▶ Description of the task:
An exact copy of every record is needed.

▶ Information given:
------------
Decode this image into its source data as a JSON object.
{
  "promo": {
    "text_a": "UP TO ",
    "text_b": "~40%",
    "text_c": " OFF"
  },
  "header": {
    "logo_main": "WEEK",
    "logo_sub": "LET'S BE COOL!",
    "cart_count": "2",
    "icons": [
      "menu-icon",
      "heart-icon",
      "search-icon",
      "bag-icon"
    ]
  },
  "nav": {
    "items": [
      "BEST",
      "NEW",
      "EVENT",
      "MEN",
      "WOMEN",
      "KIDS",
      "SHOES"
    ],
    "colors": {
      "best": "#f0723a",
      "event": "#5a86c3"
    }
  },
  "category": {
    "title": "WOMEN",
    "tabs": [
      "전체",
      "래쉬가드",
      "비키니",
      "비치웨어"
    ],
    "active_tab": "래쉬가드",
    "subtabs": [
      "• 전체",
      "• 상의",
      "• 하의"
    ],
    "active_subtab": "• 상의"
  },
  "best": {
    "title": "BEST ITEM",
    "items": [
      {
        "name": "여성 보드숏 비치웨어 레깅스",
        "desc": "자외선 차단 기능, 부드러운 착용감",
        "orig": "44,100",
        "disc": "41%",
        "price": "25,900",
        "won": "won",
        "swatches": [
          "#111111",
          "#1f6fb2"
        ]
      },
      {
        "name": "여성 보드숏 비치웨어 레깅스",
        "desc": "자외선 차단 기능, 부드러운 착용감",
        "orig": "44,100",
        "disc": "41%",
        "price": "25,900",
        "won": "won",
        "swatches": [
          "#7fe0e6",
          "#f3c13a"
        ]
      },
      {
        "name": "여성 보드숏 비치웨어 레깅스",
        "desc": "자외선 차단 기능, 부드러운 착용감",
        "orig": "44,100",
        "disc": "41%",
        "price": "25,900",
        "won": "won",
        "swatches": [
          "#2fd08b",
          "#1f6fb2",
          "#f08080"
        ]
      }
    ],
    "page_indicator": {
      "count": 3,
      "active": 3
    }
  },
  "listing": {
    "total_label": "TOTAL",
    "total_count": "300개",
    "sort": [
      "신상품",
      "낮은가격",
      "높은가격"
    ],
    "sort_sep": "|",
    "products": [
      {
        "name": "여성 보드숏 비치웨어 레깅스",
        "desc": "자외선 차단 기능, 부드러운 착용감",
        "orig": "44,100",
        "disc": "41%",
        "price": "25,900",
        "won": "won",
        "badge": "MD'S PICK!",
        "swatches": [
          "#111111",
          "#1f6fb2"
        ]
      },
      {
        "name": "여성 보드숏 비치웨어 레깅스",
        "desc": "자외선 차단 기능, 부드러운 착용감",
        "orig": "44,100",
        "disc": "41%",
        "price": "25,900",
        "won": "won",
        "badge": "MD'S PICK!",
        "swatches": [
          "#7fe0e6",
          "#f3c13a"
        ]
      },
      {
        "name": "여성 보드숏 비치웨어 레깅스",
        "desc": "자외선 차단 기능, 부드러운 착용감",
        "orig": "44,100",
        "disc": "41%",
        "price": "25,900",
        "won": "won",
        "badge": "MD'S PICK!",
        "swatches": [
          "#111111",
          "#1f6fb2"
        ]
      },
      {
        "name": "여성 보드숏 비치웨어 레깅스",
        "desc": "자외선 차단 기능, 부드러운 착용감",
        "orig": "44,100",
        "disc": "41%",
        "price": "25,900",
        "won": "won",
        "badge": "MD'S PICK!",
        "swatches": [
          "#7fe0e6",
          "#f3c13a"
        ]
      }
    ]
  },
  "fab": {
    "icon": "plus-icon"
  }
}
------------
▶ Correct answer:
Decode this image into its source data as a JSON object.
{
  "promo": {
    "text_a": "UP TO ",
    "text_b": "~40%",
    "text_c": " OFF"
  },
  "header": {
    "logo_main": "WEEK",
    "logo_sub": "LET'S BE COOL!",
    "cart_count": "2",
    "icons": [
      "menu-icon",
      "heart-icon",
      "search-icon",
      "bag-icon"
    ]
  },
  "nav": {
    "items": [
      "BEST",
      "NEW",
      "EVENT",
      "MEN",
      "WOMEN",
      "KIDS",
      "SHOES"
    ],
    "colors": {
      "best": "#f0723a",
      "event": "#5a86c3"
    }
  },
  "category": {
    "title": "WOMEN",
    "tabs": [
      "전체",
      "래쉬가드",
      "비키니",
      "비치웨어"
    ],
    "active_tab": "래쉬가드",
    "subtabs": [
      "• 전체",
      "• 상의",
      "• 하의"
    ],
    "active_subtab": "• 상의"
  },
  "best": {
    "title": "BEST ITEM",
    "items": [
      {
        "name": "여성 보드숏 비치웨어 레깅스",
        "desc": "자외선 차단 기능, 부드러운 착용감",
        "orig": "44,100",
        "disc": "41%",
        "price": "25,900",
        "won": "won",
        "swatches": [
          "#111111",
          "#1f6fb2"
        ]
      },
      {
        "name": "여성 보드숏 비치웨어 레깅스",
        "desc": "자외선 차단 기능, 부드러운 착용감",
        "orig": "44,100",
        "disc": "41%",
        "price": "25,900",
        "won": "won",
        "swatches": [
          "#7fe0e6",
          "#f3c13a"
        ]
      },
      {
        "name": "여성 보드숏 비치웨어 레깅스",
        "desc": "자외선 차단 기능, 부드러운 착용감",
        "orig": "44,100",
        "disc": "41%",
        "price": "25,900",
        "won": "won",
        "swatches": [
          "#2fd08b",
          "#1f6fb2",
          "#f08080"
        ]
      }
    ],
    "page_indicator": {
      "count": 3,
      "active": 3
    }
  },
  "listing": {
    "total_label": "TOTAL",
    "total_count": "300개",
    "sort": [
      "신상품",
      "낮은가격",
      "높은가격"
    ],
    "sort_sep": "|",
    "products": [
      {
        "name": "여성 보드숏 비치웨어 레깅스",
        "desc": "자외선 차단 기능, 부드러운 착용감",
        "orig": "44,100",
        "disc": "41%",
        "price": "25,900",
        "won": "won",
        "badge": "MD'S PICK!",
        "swatches": [
          "#111111",
          "#1f6fb2"
        ]
      },
      {
        "name": "여성 보드숏 비치웨어 레깅스",
        "desc": "자외선 차단 기능, 부드러운 착용감",
        "orig": "44,100",
        "disc": "41%",
        "price": "25,900",
        "won": "won",
        "badge": "MD'S PICK!",
        "swatches": [
          "#7fe0e6",
          "#f3c13a"
        ]
      },
      {
        "name": "여성 보드숏 비치웨어 레깅스",
        "desc": "자외선 차단 기능, 부드러운 착용감",
        "orig": "44,100",
        "disc": "41%",
        "price": "25,900",
        "won": "won",
        "badge": "MD'S PICK!",
        "swatches": [
          "#111111",
          "#1f6fb2"
        ]
      },
      {
        "name": "여성 보드숏 비치웨어 레깅스",
        "desc": "자외선 차단 기능, 부드러운 착용감",
        "orig": "44,100",
        "disc": "41%",
        "price": "25,900",
        "won": "won",
        "badge": "MD'S PICK!",
        "swatches": [
          "#7fe0e6",
          "#f3c13a"
        ]
      }
    ]
  },
  "fab": {
    "icon": "plus-icon"
  }
}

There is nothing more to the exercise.